**EXERCISE DIRECTIONS**.
Every entry that follows should be reproduced exactly.

**THE RECORDS**.

==================================================

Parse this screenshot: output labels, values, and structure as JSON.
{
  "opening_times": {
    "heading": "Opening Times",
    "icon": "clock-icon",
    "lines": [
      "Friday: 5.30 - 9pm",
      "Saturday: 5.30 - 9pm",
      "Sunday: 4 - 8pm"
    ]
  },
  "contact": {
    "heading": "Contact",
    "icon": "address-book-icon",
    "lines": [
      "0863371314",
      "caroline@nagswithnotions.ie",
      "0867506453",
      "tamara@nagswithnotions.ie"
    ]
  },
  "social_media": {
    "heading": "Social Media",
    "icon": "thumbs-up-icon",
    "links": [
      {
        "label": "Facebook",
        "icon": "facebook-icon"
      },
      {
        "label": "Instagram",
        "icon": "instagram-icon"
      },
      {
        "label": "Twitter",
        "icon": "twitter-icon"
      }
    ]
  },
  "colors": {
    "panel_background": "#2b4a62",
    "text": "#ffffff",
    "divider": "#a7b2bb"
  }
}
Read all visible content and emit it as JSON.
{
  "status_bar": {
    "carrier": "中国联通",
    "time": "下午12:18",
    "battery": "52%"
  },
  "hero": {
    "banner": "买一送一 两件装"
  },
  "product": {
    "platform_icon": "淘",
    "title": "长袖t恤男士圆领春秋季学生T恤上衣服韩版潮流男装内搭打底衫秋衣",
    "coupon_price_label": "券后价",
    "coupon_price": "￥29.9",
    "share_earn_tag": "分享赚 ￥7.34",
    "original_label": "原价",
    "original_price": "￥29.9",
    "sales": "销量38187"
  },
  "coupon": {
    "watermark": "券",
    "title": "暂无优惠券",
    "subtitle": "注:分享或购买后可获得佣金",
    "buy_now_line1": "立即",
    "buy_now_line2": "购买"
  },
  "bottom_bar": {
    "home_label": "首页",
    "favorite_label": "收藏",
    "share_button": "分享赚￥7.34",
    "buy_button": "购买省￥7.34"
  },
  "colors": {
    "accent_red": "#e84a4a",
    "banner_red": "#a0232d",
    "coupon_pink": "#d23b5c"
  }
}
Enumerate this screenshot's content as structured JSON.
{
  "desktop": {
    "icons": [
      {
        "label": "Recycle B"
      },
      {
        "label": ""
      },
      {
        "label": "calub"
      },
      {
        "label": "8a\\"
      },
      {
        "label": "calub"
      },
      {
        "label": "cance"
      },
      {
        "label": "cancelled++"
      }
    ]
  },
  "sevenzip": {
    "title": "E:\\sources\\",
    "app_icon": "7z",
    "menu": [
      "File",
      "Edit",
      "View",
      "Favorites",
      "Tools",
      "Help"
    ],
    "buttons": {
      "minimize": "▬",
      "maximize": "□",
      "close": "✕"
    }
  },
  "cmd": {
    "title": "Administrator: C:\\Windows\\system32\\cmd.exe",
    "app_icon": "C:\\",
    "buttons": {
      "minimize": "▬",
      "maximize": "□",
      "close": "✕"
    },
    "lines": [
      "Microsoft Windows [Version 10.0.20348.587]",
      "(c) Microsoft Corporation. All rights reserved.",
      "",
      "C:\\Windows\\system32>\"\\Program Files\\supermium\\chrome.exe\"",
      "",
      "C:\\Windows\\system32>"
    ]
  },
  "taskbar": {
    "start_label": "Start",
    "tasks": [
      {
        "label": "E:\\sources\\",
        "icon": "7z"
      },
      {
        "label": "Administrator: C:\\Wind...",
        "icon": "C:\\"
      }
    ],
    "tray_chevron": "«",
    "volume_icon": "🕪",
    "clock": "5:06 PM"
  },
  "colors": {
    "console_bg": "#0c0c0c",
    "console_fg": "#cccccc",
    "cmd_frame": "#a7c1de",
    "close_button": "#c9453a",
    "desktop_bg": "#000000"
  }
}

==================================================

**WRITTEN RESPONSE**.
Parse this screenshot: output labels, values, and structure as JSON.
{
  "opening_times": {
    "heading": "Opening Times",
    "icon": "clock-icon",
    "lines": [
      "Friday: 5.30 - 9pm",
      "Saturday: 5.30 - 9pm",
      "Sunday: 4 - 8pm"
    ]
  },
  "contact": {
    "heading": "Contact",
    "icon": "address-book-icon",
    "lines": [
      "0863371314",
      "caroline@nagswithnotions.ie",
      "0867506453",
      "tamara@nagswithnotions.ie"
    ]
  },
  "social_media": {
    "heading": "Social Media",
    "icon": "thumbs-up-icon",
    "links": [
      {
        "label": "Facebook",
        "icon": "facebook-icon"
      },
      {
        "label": "Instagram",
        "icon": "instagram-icon"
      },
      {
        "label": "Twitter",
        "icon": "twitter-icon"
      }
    ]
  },
  "colors": {
    "panel_background": "#2b4a62",
    "text": "#ffffff",
    "divider": "#a7b2bb"
  }
}
Read all visible content and emit it as JSON.
{
  "status_bar": {
    "carrier": "中国联通",
    "time": "下午12:18",
    "battery": "52%"
  },
  "hero": {
    "banner": "买一送一 两件装"
  },
  "product": {
    "platform_icon": "淘",
    "title": "长袖t恤男士圆领春秋季学生T恤上衣服韩版潮流男装内搭打底衫秋衣",
    "coupon_price_label": "券后价",
    "coupon_price": "￥29.9",
    "share_earn_tag": "分享赚 ￥7.34",
    "original_label": "原价",
    "original_price": "￥29.9",
    "sales": "销量38187"
  },
  "coupon": {
    "watermark": "券",
    "title": "暂无优惠券",
    "subtitle": "注:分享或购买后可获得佣金",
    "buy_now_line1": "立即",
    "buy_now_line2": "购买"
  },
  "bottom_bar": {
    "home_label": "首页",
    "favorite_label": "收藏",
    "share_button": "分享赚￥7.34",
    "buy_button": "购买省￥7.34"
  },
  "colors": {
    "accent_red": "#e84a4a",
    "banner_red": "#a0232d",
    "coupon_pink": "#d23b5c"
  }
}
Enumerate this screenshot's content as structured JSON.
{
  "desktop": {
    "icons": [
      {
        "label": "Recycle B"
      },
      {
        "label": ""
      },
      {
        "label": "calub"
      },
      {
        "label": "8a\\"
      },
      {
        "label": "calub"
      },
      {
        "label": "cance"
      },
      {
        "label": "cancelled++"
      }
    ]
  },
  "sevenzip": {
    "title": "E:\\sources\\",
    "app_icon": "7z",
    "menu": [
      "File",
      "Edit",
      "View",
      "Favorites",
      "Tools",
      "Help"
    ],
    "buttons": {
      "minimize": "▬",
      "maximize": "□",
      "close": "✕"
    }
  },
  "cmd": {
    "title": "Administrator: C:\\Windows\\system32\\cmd.exe",
    "app_icon": "C:\\",
    "buttons": {
      "minimize": "▬",
      "maximize": "□",
      "close": "✕"
    },
    "lines": [
      "Microsoft Windows [Version 10.0.20348.587]",
      "(c) Microsoft Corporation. All rights reserved.",
      "",
      "C:\\Windows\\system32>\"\\Program Files\\supermium\\chrome.exe\"",
      "",
      "C:\\Windows\\system32>"
    ]
  },
  "taskbar": {
    "start_label": "Start",
    "tasks": [
      {
        "label": "E:\\sources\\",
        "icon": "7z"
      },
      {
        "label": "Administrator: C:\\Wind...",
        "icon": "C:\\"
      }
    ],
    "tray_chevron": "«",
    "volume_icon": "🕪",
    "clock": "5:06 PM"
  },
  "colors": {
    "console_bg": "#0c0c0c",
    "console_fg": "#cccccc",
    "cmd_frame": "#a7c1de",
    "close_button": "#c9453a",
    "desktop_bg": "#000000"
  }
}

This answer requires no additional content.